Stated exercise | Select every line holding the word "more" and copy it.
====== Source data
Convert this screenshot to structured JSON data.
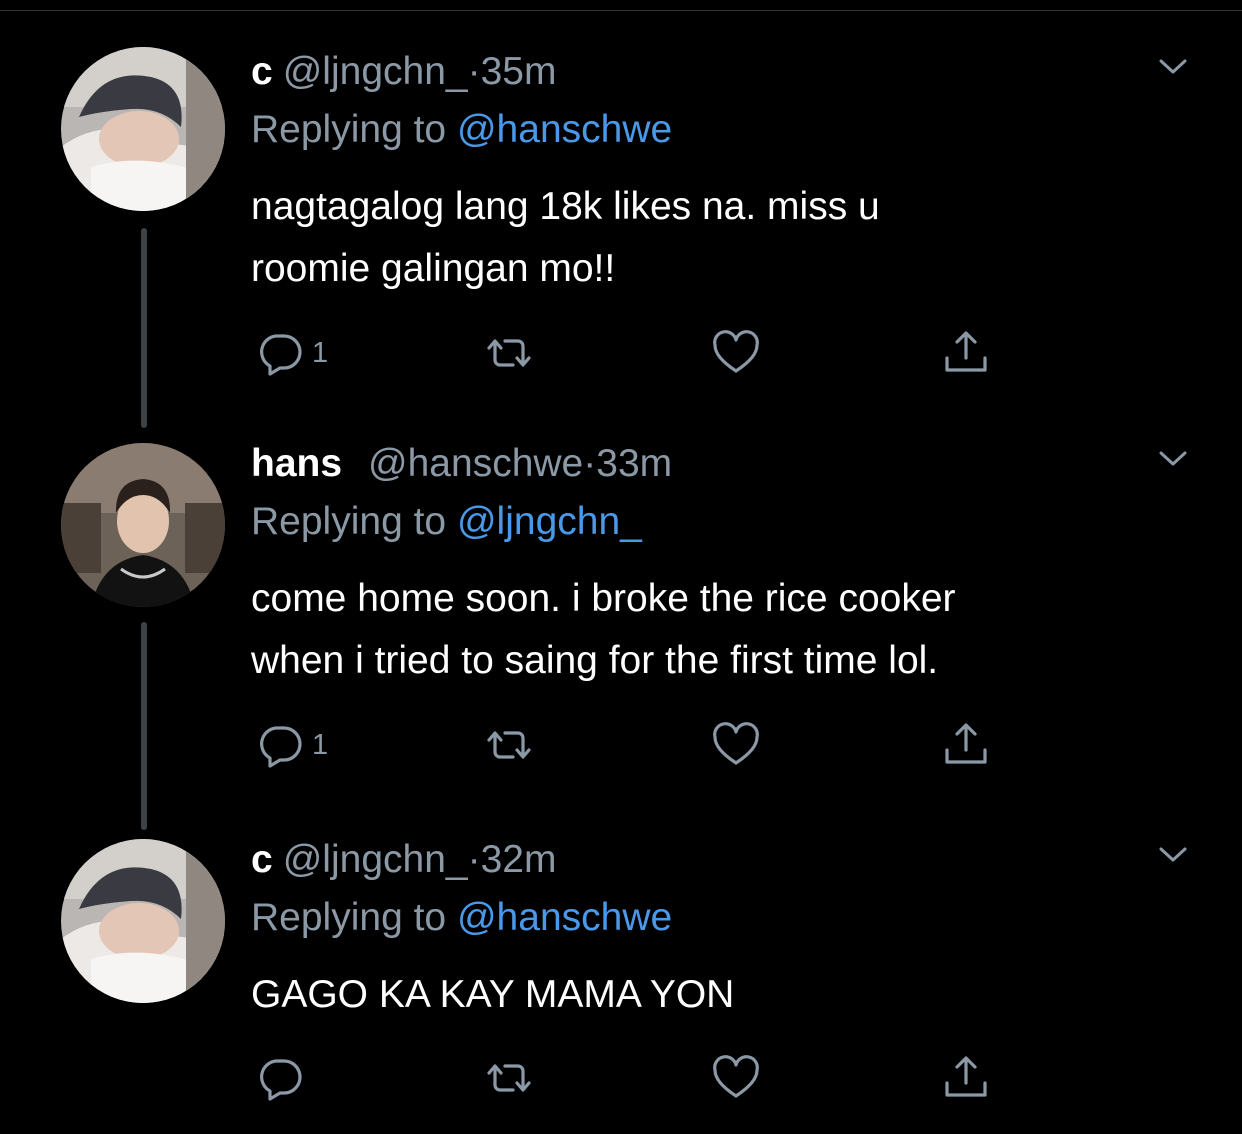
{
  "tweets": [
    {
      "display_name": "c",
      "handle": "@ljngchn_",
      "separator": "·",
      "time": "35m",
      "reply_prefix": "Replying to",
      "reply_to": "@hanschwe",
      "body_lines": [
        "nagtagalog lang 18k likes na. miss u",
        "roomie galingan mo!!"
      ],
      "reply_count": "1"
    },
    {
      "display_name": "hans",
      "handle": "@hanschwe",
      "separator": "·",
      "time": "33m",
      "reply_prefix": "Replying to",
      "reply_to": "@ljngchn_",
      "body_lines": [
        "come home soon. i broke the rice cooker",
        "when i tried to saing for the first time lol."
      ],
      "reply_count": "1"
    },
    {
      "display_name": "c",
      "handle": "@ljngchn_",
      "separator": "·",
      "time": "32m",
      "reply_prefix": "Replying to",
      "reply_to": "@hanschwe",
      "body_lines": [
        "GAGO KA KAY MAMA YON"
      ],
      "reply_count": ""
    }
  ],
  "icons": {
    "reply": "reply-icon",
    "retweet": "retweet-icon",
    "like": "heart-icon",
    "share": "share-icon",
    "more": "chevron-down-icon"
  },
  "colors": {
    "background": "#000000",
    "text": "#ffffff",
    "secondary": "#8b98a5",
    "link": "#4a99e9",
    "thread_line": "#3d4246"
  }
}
============
====== Source data
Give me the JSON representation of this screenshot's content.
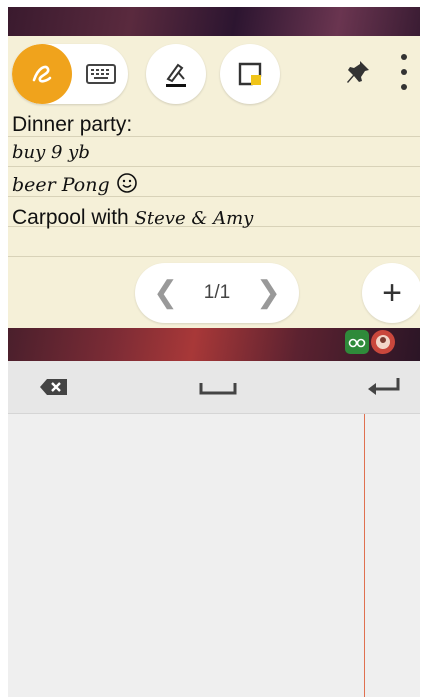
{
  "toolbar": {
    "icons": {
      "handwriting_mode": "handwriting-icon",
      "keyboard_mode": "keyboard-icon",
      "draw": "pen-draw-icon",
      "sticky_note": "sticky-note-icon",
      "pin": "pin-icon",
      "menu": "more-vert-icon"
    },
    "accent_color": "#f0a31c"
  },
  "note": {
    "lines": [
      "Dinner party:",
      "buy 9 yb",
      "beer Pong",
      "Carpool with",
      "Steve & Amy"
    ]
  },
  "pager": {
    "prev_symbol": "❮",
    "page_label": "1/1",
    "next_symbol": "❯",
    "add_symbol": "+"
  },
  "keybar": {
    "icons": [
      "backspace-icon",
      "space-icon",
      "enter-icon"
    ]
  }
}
============
Result of this task |
    "more": "chevron-down-icon"
      "menu": "more-vert-icon"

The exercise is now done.